Extracted data entries:
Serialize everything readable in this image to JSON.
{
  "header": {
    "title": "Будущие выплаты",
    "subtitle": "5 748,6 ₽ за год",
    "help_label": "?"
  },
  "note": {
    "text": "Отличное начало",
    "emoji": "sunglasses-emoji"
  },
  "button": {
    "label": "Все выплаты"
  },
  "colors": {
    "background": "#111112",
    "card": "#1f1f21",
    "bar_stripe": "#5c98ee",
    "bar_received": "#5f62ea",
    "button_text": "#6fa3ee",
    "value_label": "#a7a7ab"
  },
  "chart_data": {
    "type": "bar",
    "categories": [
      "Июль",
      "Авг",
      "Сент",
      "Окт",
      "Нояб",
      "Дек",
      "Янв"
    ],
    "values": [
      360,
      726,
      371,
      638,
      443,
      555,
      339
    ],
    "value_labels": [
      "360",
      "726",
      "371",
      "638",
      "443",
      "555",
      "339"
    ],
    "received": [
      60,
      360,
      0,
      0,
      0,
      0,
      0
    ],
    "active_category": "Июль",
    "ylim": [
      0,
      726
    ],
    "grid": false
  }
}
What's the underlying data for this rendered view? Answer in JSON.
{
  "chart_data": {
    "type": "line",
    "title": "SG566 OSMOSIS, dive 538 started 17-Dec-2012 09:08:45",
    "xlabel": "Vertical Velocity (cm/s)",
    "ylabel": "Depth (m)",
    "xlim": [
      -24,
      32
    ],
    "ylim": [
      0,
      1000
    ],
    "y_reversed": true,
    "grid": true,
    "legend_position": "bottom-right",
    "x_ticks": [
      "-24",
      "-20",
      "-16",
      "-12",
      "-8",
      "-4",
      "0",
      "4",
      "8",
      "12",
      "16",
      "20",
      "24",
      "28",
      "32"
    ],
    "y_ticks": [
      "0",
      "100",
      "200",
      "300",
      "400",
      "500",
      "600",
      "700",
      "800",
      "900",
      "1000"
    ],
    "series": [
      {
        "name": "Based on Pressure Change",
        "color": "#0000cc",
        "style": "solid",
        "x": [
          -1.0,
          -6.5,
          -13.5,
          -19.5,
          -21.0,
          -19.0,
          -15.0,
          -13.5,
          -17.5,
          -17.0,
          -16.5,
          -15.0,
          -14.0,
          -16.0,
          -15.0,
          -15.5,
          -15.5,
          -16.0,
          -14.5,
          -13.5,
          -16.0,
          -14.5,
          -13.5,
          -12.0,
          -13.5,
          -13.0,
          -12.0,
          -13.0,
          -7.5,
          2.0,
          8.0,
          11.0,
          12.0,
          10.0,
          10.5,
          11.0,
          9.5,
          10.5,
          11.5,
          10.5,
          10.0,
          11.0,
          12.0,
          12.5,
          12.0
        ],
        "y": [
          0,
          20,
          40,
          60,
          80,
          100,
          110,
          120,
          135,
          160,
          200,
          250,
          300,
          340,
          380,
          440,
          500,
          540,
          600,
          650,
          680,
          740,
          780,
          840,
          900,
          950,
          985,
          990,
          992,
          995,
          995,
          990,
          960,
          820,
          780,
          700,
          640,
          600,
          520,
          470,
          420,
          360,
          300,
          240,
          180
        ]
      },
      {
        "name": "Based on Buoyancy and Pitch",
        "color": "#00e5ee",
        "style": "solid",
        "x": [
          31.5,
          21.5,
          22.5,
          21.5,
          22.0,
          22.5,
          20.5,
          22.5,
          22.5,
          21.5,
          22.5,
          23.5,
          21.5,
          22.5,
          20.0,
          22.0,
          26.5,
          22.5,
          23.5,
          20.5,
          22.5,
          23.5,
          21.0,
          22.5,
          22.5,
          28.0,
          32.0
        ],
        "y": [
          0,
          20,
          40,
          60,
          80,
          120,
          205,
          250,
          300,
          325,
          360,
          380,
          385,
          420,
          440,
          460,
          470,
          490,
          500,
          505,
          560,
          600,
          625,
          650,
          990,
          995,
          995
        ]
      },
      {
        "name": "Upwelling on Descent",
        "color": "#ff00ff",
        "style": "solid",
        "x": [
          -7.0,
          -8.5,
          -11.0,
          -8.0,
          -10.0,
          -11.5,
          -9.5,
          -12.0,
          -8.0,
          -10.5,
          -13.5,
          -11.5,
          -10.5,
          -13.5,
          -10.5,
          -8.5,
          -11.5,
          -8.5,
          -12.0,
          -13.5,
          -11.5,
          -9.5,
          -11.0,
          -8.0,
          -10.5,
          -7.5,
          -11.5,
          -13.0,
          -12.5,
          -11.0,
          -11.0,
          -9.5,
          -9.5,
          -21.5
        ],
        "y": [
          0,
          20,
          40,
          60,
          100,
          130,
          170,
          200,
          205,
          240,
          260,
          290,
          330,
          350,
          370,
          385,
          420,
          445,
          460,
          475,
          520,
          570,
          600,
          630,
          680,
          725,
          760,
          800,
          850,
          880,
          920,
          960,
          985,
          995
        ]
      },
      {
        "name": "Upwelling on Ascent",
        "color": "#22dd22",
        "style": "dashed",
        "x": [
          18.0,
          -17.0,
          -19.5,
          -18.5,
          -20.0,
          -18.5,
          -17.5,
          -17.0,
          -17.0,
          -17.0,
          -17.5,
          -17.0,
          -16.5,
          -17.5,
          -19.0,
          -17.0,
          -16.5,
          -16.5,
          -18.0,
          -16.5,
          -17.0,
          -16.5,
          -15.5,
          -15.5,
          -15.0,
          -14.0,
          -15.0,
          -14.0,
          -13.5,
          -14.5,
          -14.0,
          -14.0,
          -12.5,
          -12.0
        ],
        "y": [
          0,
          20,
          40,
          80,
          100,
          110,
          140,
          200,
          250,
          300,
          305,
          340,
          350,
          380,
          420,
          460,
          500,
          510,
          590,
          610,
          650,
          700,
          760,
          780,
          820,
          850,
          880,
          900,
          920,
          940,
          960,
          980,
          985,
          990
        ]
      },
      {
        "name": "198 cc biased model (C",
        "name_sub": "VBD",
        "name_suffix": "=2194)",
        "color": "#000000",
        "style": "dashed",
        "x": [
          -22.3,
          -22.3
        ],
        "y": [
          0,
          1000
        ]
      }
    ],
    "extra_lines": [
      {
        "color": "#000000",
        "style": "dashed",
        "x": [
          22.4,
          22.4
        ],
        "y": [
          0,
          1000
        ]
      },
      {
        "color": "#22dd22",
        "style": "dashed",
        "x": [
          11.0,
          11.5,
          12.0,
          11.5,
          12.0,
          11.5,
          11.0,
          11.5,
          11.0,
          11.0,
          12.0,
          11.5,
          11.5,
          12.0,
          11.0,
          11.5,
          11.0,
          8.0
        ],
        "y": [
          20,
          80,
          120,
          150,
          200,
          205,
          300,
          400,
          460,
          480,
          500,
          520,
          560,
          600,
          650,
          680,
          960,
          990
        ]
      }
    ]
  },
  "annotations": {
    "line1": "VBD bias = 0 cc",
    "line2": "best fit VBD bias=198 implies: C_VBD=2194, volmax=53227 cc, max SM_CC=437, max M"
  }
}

» WHAT IS BEING ASKED
Scan the material above for the string "выплаты" and report each line where you find it.

» FULL RESPONSE
    "title": "Будущие выплаты",
    "label": "Все выплаты"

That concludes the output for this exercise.